SHORT TASK
Please output the records below in full, exactly as given, but without the images.

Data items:
- - -
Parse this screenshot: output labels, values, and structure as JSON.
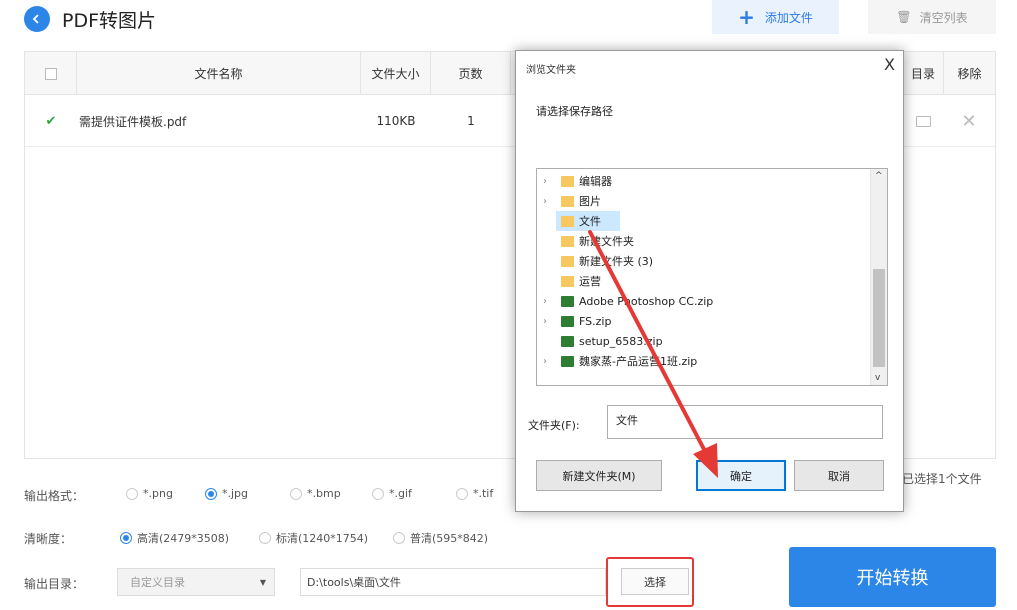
{
  "header": {
    "title": "PDF转图片",
    "add_file": "添加文件",
    "clear_list": "清空列表"
  },
  "table": {
    "columns": {
      "name": "文件名称",
      "size": "文件大小",
      "pages": "页数",
      "dir": "目录",
      "remove": "移除"
    },
    "rows": [
      {
        "checked": true,
        "name": "需提供证件模板.pdf",
        "size": "110KB",
        "pages": "1"
      }
    ],
    "selected_count": "已选择1个文件"
  },
  "options": {
    "format_label": "输出格式：",
    "formats": [
      "*.png",
      "*.jpg",
      "*.bmp",
      "*.gif",
      "*.tif"
    ],
    "format_selected": "*.jpg",
    "clarity_label": "清晰度：",
    "clarities": [
      "高清(2479*3508)",
      "标清(1240*1754)",
      "普清(595*842)"
    ],
    "clarity_selected": "高清(2479*3508)",
    "output_label": "输出目录：",
    "output_mode": "自定义目录",
    "output_path": "D:\\tools\\桌面\\文件",
    "choose": "选择",
    "start": "开始转换"
  },
  "dialog": {
    "title": "浏览文件夹",
    "close": "X",
    "prompt": "请选择保存路径",
    "tree": [
      {
        "label": "编辑器",
        "icon": "folder-icon",
        "expandable": true
      },
      {
        "label": "图片",
        "icon": "folder-icon",
        "expandable": true
      },
      {
        "label": "文件",
        "icon": "folder-icon",
        "expandable": false,
        "selected": true
      },
      {
        "label": "新建文件夹",
        "icon": "folder-icon",
        "expandable": false
      },
      {
        "label": "新建文件夹 (3)",
        "icon": "folder-icon",
        "expandable": false
      },
      {
        "label": "运营",
        "icon": "folder-icon",
        "expandable": false
      },
      {
        "label": "Adobe Photoshop CC.zip",
        "icon": "zip-icon",
        "expandable": true
      },
      {
        "label": "FS.zip",
        "icon": "zip-icon",
        "expandable": true
      },
      {
        "label": "setup_6583.zip",
        "icon": "zip-icon",
        "expandable": false
      },
      {
        "label": "魏家蒸-产品运营1班.zip",
        "icon": "zip-icon",
        "expandable": true
      }
    ],
    "folder_label": "文件夹(F):",
    "folder_value": "文件",
    "new_folder": "新建文件夹(M)",
    "ok": "确定",
    "cancel": "取消"
  },
  "colors": {
    "accent": "#2c86e8",
    "highlight_box": "#e53935",
    "arrow": "#e53935"
  }
}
- - -
TASK OUTPUT
Parse this screenshot: output labels, values, and structure as JSON.
{
  "header": {
    "title": "PDF转图片",
    "add_file": "添加文件",
    "clear_list": "清空列表"
  },
  "table": {
    "columns": {
      "name": "文件名称",
      "size": "文件大小",
      "pages": "页数",
      "dir": "目录",
      "remove": "移除"
    },
    "rows": [
      {
        "checked": true,
        "name": "需提供证件模板.pdf",
        "size": "110KB",
        "pages": "1"
      }
    ],
    "selected_count": "已选择1个文件"
  },
  "options": {
    "format_label": "输出格式：",
    "formats": [
      "*.png",
      "*.jpg",
      "*.bmp",
      "*.gif",
      "*.tif"
    ],
    "format_selected": "*.jpg",
    "clarity_label": "清晰度：",
    "clarities": [
      "高清(2479*3508)",
      "标清(1240*1754)",
      "普清(595*842)"
    ],
    "clarity_selected": "高清(2479*3508)",
    "output_label": "输出目录：",
    "output_mode": "自定义目录",
    "output_path": "D:\\tools\\桌面\\文件",
    "choose": "选择",
    "start": "开始转换"
  },
  "dialog": {
    "title": "浏览文件夹",
    "close": "X",
    "prompt": "请选择保存路径",
    "tree": [
      {
        "label": "编辑器",
        "icon": "folder-icon",
        "expandable": true
      },
      {
        "label": "图片",
        "icon": "folder-icon",
        "expandable": true
      },
      {
        "label": "文件",
        "icon": "folder-icon",
        "expandable": false,
        "selected": true
      },
      {
        "label": "新建文件夹",
        "icon": "folder-icon",
        "expandable": false
      },
      {
        "label": "新建文件夹 (3)",
        "icon": "folder-icon",
        "expandable": false
      },
      {
        "label": "运营",
        "icon": "folder-icon",
        "expandable": false
      },
      {
        "label": "Adobe Photoshop CC.zip",
        "icon": "zip-icon",
        "expandable": true
      },
      {
        "label": "FS.zip",
        "icon": "zip-icon",
        "expandable": true
      },
      {
        "label": "setup_6583.zip",
        "icon": "zip-icon",
        "expandable": false
      },
      {
        "label": "魏家蒸-产品运营1班.zip",
        "icon": "zip-icon",
        "expandable": true
      }
    ],
    "folder_label": "文件夹(F):",
    "folder_value": "文件",
    "new_folder": "新建文件夹(M)",
    "ok": "确定",
    "cancel": "取消"
  },
  "colors": {
    "accent": "#2c86e8",
    "highlight_box": "#e53935",
    "arrow": "#e53935"
  }
}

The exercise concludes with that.